Task brief :: Copy the data below line for line, without changing anything, but leave out the pictures.

Material ::
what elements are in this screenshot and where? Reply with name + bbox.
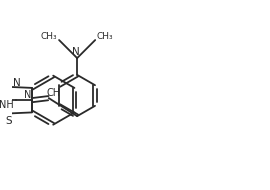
Text: N: N: [13, 78, 20, 88]
Text: CH₃: CH₃: [97, 32, 113, 41]
Text: N: N: [24, 90, 31, 100]
Text: NH: NH: [0, 100, 14, 110]
Text: N: N: [72, 48, 80, 57]
Text: CH₃: CH₃: [41, 32, 58, 41]
Text: S: S: [5, 116, 12, 126]
Text: CH: CH: [46, 88, 60, 98]
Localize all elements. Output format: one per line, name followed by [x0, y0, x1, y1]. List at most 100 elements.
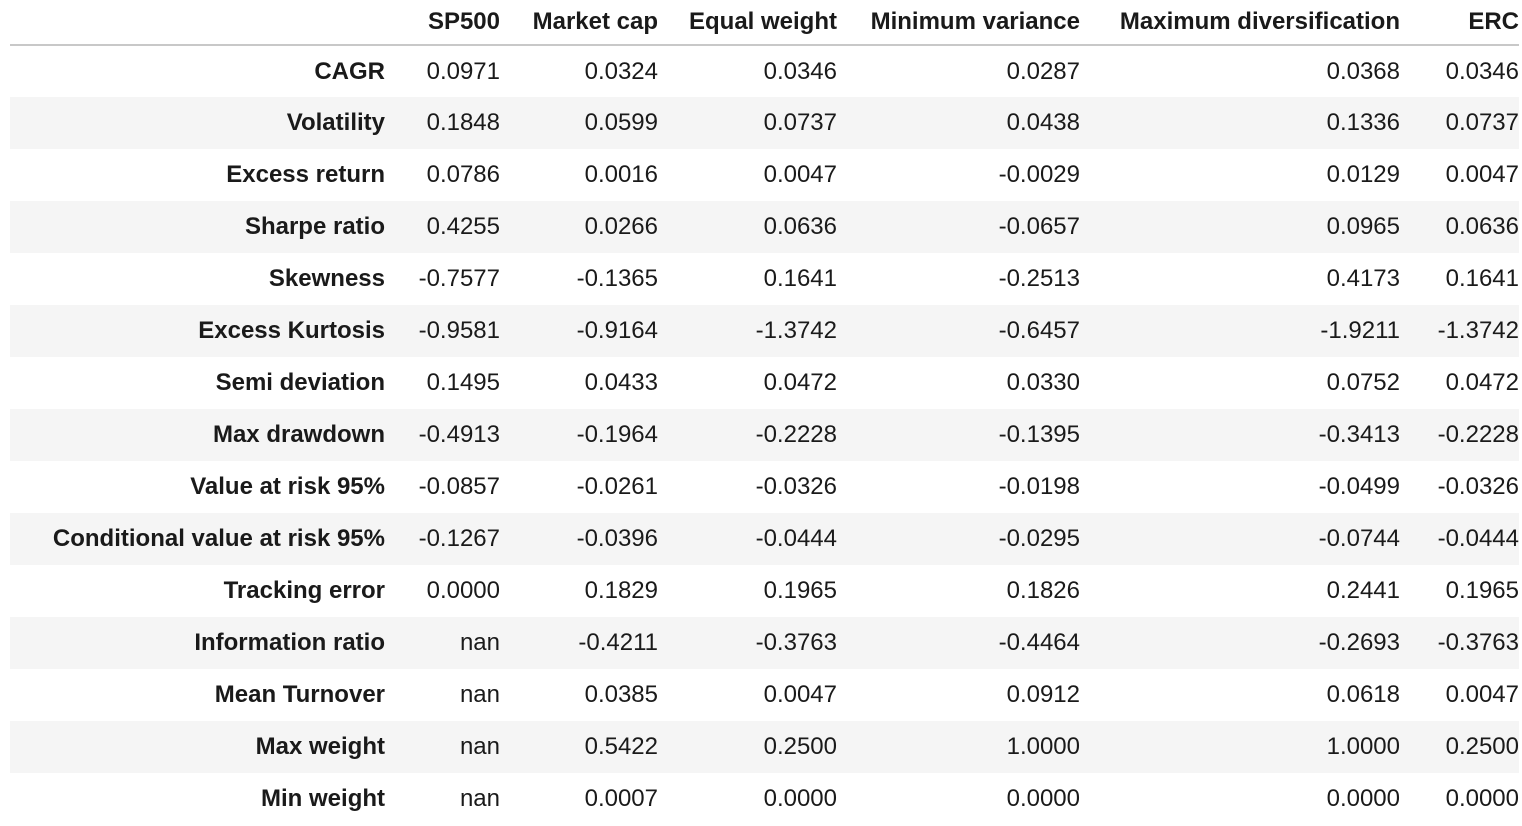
- table-cell: -0.4913: [418, 421, 500, 448]
- table-cell: -0.0499: [1318, 473, 1400, 500]
- table-cell: 0.0346: [763, 57, 837, 85]
- table-cell: 0.1965: [763, 577, 837, 604]
- table-cell: 0.2500: [763, 733, 837, 760]
- table-cell: 0.0287: [1006, 57, 1080, 85]
- table-cell: -0.4464: [998, 629, 1080, 656]
- row-label: Value at risk 95%: [190, 473, 385, 500]
- table-cell: 0.1826: [1006, 577, 1080, 604]
- row-label: Conditional value at risk 95%: [52, 525, 385, 552]
- table-cell: -0.2693: [1318, 629, 1400, 656]
- table-cell: 0.0472: [763, 369, 837, 396]
- table-cell: -1.3742: [1437, 317, 1519, 344]
- column-header-market-cap: Market cap: [500, 0, 658, 46]
- table-cell: -0.0444: [1437, 525, 1519, 552]
- table-cell: 0.0000: [1006, 785, 1080, 812]
- table-cell: -0.2513: [998, 265, 1080, 292]
- table-cell: 0.0330: [1006, 369, 1080, 396]
- table-row: Semi deviation 0.1495 0.0433 0.0472 0.0330 0.…: [10, 357, 1519, 409]
- table-cell: 0.0324: [584, 57, 658, 85]
- table-cell: 0.0786: [426, 161, 500, 188]
- table-row: Tracking error 0.0000 0.1829 0.1965 0.1826 0.…: [10, 565, 1519, 617]
- table-cell: 0.0971: [426, 57, 500, 85]
- table-cell: -0.0396: [576, 525, 658, 552]
- table-cell: -0.1395: [998, 421, 1080, 448]
- table-cell: -0.3413: [1318, 421, 1400, 448]
- table-cell: 0.1336: [1326, 109, 1400, 136]
- table-cell: 1.0000: [1006, 733, 1080, 760]
- table-cell: -0.0744: [1318, 525, 1400, 552]
- table-cell: 0.0047: [1445, 161, 1519, 188]
- table-cell: 0.2500: [1445, 733, 1519, 760]
- table-cell: 0.0636: [1445, 213, 1519, 240]
- table-cell: -0.1365: [576, 265, 658, 292]
- table-cell: -0.3763: [755, 629, 837, 656]
- table-cell: nan: [459, 785, 500, 812]
- table-row: Sharpe ratio 0.4255 0.0266 0.0636 -0.0657 0.0…: [10, 201, 1519, 253]
- row-label: Volatility: [286, 109, 385, 136]
- row-label: Skewness: [268, 265, 385, 292]
- table-cell: 0.1641: [763, 265, 837, 292]
- table-cell: -0.2228: [1437, 421, 1519, 448]
- table-cell: -0.0295: [998, 525, 1080, 552]
- table-cell: -0.4211: [578, 629, 658, 656]
- table-cell: 0.1965: [1445, 577, 1519, 604]
- table-cell: 0.0007: [584, 785, 658, 812]
- row-label: Mean Turnover: [214, 681, 385, 708]
- table-cell: 0.0368: [1326, 57, 1400, 85]
- column-header-maximum-diversification: Maximum diversification: [1080, 0, 1400, 46]
- table-cell: 0.1495: [426, 369, 500, 396]
- table-row: CAGR 0.0971 0.0324 0.0346 0.0287 0.0368 0.0346: [10, 45, 1519, 97]
- table-row: Max drawdown -0.4913 -0.1964 -0.2228 -0.1395…: [10, 409, 1519, 461]
- table-cell: -0.0657: [998, 213, 1080, 240]
- table-cell: 0.2441: [1326, 577, 1400, 604]
- table-cell: 0.0618: [1326, 681, 1400, 708]
- table-cell: 0.4173: [1326, 265, 1400, 292]
- table-cell: -0.0326: [1437, 473, 1519, 500]
- table-cell: 0.5422: [584, 733, 658, 760]
- table-row: Mean Turnover nan 0.0385 0.0047 0.0912 0.0618…: [10, 669, 1519, 721]
- table-cell: -0.1267: [418, 525, 500, 552]
- table-cell: -0.3763: [1437, 629, 1519, 656]
- row-label: Max weight: [255, 733, 385, 760]
- table-cell: 0.0047: [1445, 681, 1519, 708]
- table-cell: 0.1829: [584, 577, 658, 604]
- table-cell: -0.0029: [998, 161, 1080, 188]
- table-cell: -0.1964: [576, 421, 658, 448]
- row-label: CAGR: [314, 57, 385, 85]
- table-cell: 0.0737: [1445, 109, 1519, 136]
- table-cell: 0.1641: [1445, 265, 1519, 292]
- table-cell: 0.0636: [763, 213, 837, 240]
- table-cell: nan: [459, 681, 500, 708]
- table-cell: 0.0752: [1326, 369, 1400, 396]
- table-cell: 1.0000: [1326, 733, 1400, 760]
- table-cell: 0.0912: [1006, 681, 1080, 708]
- row-label: Tracking error: [223, 577, 385, 604]
- table-cell: 0.0438: [1006, 109, 1080, 136]
- row-label: Excess return: [226, 161, 385, 188]
- table-cell: 0.0047: [763, 161, 837, 188]
- table-row: Excess return 0.0786 0.0016 0.0047 -0.0029 0.…: [10, 149, 1519, 201]
- table-cell: -0.0198: [998, 473, 1080, 500]
- table-cell: 0.0016: [584, 161, 658, 188]
- table-cell: 0.0000: [763, 785, 837, 812]
- table-row: Skewness -0.7577 -0.1365 0.1641 -0.2513 0.417…: [10, 253, 1519, 305]
- table-cell: 0.0000: [1326, 785, 1400, 812]
- row-label: Max drawdown: [212, 421, 385, 448]
- table-cell: 0.0599: [584, 109, 658, 136]
- row-label: Semi deviation: [215, 369, 385, 396]
- table-cell: -0.9581: [418, 317, 500, 344]
- header-row: SP500 Market cap Equal weight Minimum va…: [10, 0, 1519, 46]
- table-cell: -0.0261: [576, 473, 658, 500]
- table-cell: 0.0266: [584, 213, 658, 240]
- table-row: Excess Kurtosis -0.9581 -0.9164 -1.3742 -0.6…: [10, 305, 1519, 357]
- table-cell: 0.0433: [584, 369, 658, 396]
- index-header: [10, 0, 385, 46]
- column-header-erc: ERC: [1400, 0, 1519, 46]
- table-row: Conditional value at risk 95% -0.1267 -0.0…: [10, 513, 1519, 565]
- metrics-table-container: SP500 Market cap Equal weight Minimum va…: [10, 0, 1519, 825]
- table-cell: 0.4255: [426, 213, 500, 240]
- table-cell: 0.0047: [763, 681, 837, 708]
- row-label: Min weight: [261, 785, 385, 812]
- table-cell: 0.0129: [1326, 161, 1400, 188]
- table-cell: -0.0857: [418, 473, 500, 500]
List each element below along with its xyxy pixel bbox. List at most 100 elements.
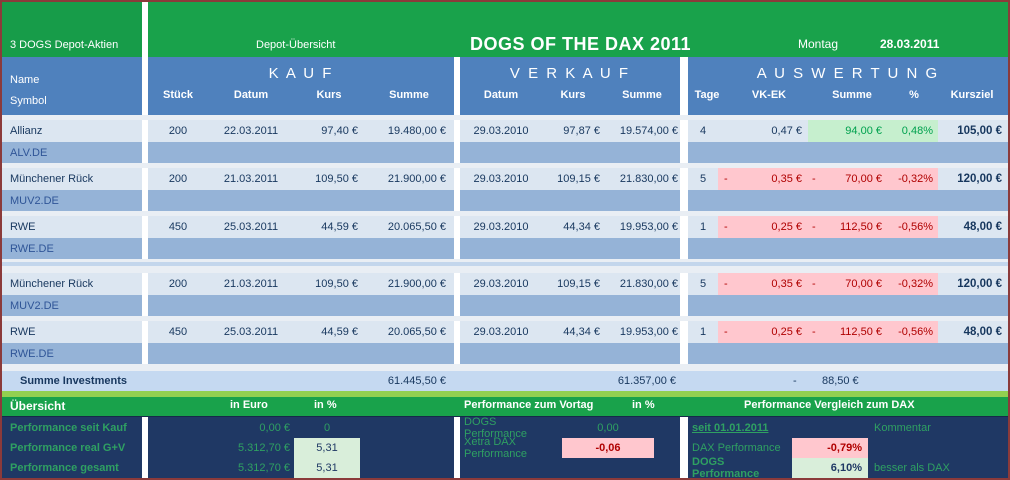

Answer for the task ::
what elements are in this screenshot and where? Reply with name + bbox.
Text: N: N: [13, 78, 20, 88]
Text: CH₃: CH₃: [97, 32, 113, 41]
Text: N: N: [24, 90, 31, 100]
Text: NH: NH: [0, 100, 14, 110]
Text: N: N: [72, 48, 80, 57]
Text: CH₃: CH₃: [41, 32, 58, 41]
Text: S: S: [5, 116, 12, 126]
Text: CH: CH: [46, 88, 60, 98]
Localize all elements. Output format: one per line, name followed by [x0, y0, x1, y1]. List at most 100 elements.
- table-cell: -0.4913: [418, 421, 500, 448]
- table-cell: -0.0499: [1318, 473, 1400, 500]
- table-cell: 0.0346: [763, 57, 837, 85]
- table-cell: 0.1965: [763, 577, 837, 604]
- table-cell: 0.2500: [763, 733, 837, 760]
- table-cell: 0.0287: [1006, 57, 1080, 85]
- table-cell: -0.4464: [998, 629, 1080, 656]
- row-label: Value at risk 95%: [190, 473, 385, 500]
- table-cell: 0.1826: [1006, 577, 1080, 604]
- row-label: Conditional value at risk 95%: [52, 525, 385, 552]
- table-cell: -0.2693: [1318, 629, 1400, 656]
- table-cell: 0.0472: [763, 369, 837, 396]
- table-cell: -1.3742: [1437, 317, 1519, 344]
- column-header-market-cap: Market cap: [500, 0, 658, 46]
- table-cell: -0.0444: [1437, 525, 1519, 552]
- table-cell: 0.0000: [1006, 785, 1080, 812]
- table-cell: -0.2513: [998, 265, 1080, 292]
- table-cell: 0.0330: [1006, 369, 1080, 396]
- table-row: Semi deviation 0.1495 0.0433 0.0472 0.0330 0.…: [10, 357, 1519, 409]
- table-cell: 0.0324: [584, 57, 658, 85]
- table-cell: 0.0786: [426, 161, 500, 188]
- table-row: Tracking error 0.0000 0.1829 0.1965 0.1826 0.…: [10, 565, 1519, 617]
- table-cell: 0.0971: [426, 57, 500, 85]
- table-cell: -0.0396: [576, 525, 658, 552]
- table-cell: -0.1395: [998, 421, 1080, 448]
- table-cell: -0.3413: [1318, 421, 1400, 448]
- table-cell: 0.1336: [1326, 109, 1400, 136]
- table-cell: 1.0000: [1006, 733, 1080, 760]
- table-cell: -0.0744: [1318, 525, 1400, 552]
- table-cell: 0.0047: [1445, 161, 1519, 188]
- table-cell: 0.2500: [1445, 733, 1519, 760]
- table-cell: 0.0636: [1445, 213, 1519, 240]
- table-cell: -0.1365: [576, 265, 658, 292]
- table-cell: -0.3763: [755, 629, 837, 656]
- table-cell: nan: [459, 785, 500, 812]
- table-row: Sharpe ratio 0.4255 0.0266 0.0636 -0.0657 0.0…: [10, 201, 1519, 253]
- row-label: Volatility: [286, 109, 385, 136]
- row-label: Skewness: [268, 265, 385, 292]
- table-cell: 0.1641: [763, 265, 837, 292]
- table-cell: -0.2228: [1437, 421, 1519, 448]
- table-cell: -0.0295: [998, 525, 1080, 552]
- table-cell: -0.4211: [578, 629, 658, 656]
- table-cell: 0.1965: [1445, 577, 1519, 604]
- table-cell: 0.0007: [584, 785, 658, 812]
- row-label: Mean Turnover: [214, 681, 385, 708]
- table-cell: 0.0368: [1326, 57, 1400, 85]
- column-header-maximum-diversification: Maximum diversification: [1080, 0, 1400, 46]
- table-cell: 0.1495: [426, 369, 500, 396]
- table-row: CAGR 0.0971 0.0324 0.0346 0.0287 0.0368 0.0346: [10, 45, 1519, 97]
- table-row: Max drawdown -0.4913 -0.1964 -0.2228 -0.1395…: [10, 409, 1519, 461]
- table-cell: -0.0657: [998, 213, 1080, 240]
- table-cell: 0.2441: [1326, 577, 1400, 604]
- table-cell: 0.0618: [1326, 681, 1400, 708]
- table-cell: 0.4173: [1326, 265, 1400, 292]
- table-cell: -0.0326: [1437, 473, 1519, 500]
- table-cell: 0.5422: [584, 733, 658, 760]
- table-row: Mean Turnover nan 0.0385 0.0047 0.0912 0.0618…: [10, 669, 1519, 721]
- table-cell: -0.1267: [418, 525, 500, 552]
- table-cell: -0.3763: [1437, 629, 1519, 656]
- row-label: Max weight: [255, 733, 385, 760]
- table-cell: 0.0047: [1445, 681, 1519, 708]
- table-cell: 0.1829: [584, 577, 658, 604]
- table-cell: -0.0029: [998, 161, 1080, 188]
- table-cell: -0.1964: [576, 421, 658, 448]
- row-label: CAGR: [314, 57, 385, 85]
- table-cell: 0.0737: [1445, 109, 1519, 136]
- table-cell: 0.1641: [1445, 265, 1519, 292]
- table-cell: 0.0636: [763, 213, 837, 240]
- table-cell: nan: [459, 681, 500, 708]
- table-cell: 0.0752: [1326, 369, 1400, 396]
- table-cell: 1.0000: [1326, 733, 1400, 760]
- table-cell: 0.0912: [1006, 681, 1080, 708]
- row-label: Tracking error: [223, 577, 385, 604]
- table-cell: 0.0438: [1006, 109, 1080, 136]
- row-label: Excess return: [226, 161, 385, 188]
- table-cell: 0.0047: [763, 161, 837, 188]
- table-row: Excess return 0.0786 0.0016 0.0047 -0.0029 0.…: [10, 149, 1519, 201]
- table-cell: -0.0198: [998, 473, 1080, 500]
- table-cell: 0.0016: [584, 161, 658, 188]
- table-cell: 0.0000: [763, 785, 837, 812]
- table-row: Skewness -0.7577 -0.1365 0.1641 -0.2513 0.417…: [10, 253, 1519, 305]
- table-cell: 0.0000: [1326, 785, 1400, 812]
- row-label: Max drawdown: [212, 421, 385, 448]
- table-cell: 0.0599: [584, 109, 658, 136]
- row-label: Semi deviation: [215, 369, 385, 396]
- table-cell: -0.9581: [418, 317, 500, 344]
- header-row: SP500 Market cap Equal weight Minimum va…: [10, 0, 1519, 46]
- table-cell: -0.0261: [576, 473, 658, 500]
- table-cell: 0.0266: [584, 213, 658, 240]
- table-row: Excess Kurtosis -0.9581 -0.9164 -1.3742 -0.6…: [10, 305, 1519, 357]
- table-cell: 0.0433: [584, 369, 658, 396]
- index-header: [10, 0, 385, 46]
- column-header-erc: ERC: [1400, 0, 1519, 46]
- table-row: Conditional value at risk 95% -0.1267 -0.0…: [10, 513, 1519, 565]
- metrics-table-container: SP500 Market cap Equal weight Minimum va…: [10, 0, 1519, 825]
- table-cell: 0.4255: [426, 213, 500, 240]
- table-cell: 0.0047: [763, 681, 837, 708]
- row-label: Min weight: [261, 785, 385, 812]
- table-cell: 0.0129: [1326, 161, 1400, 188]
- table-cell: -0.0857: [418, 473, 500, 500]
List each element below along with its xyxy pixel bbox. List at most 100 elements.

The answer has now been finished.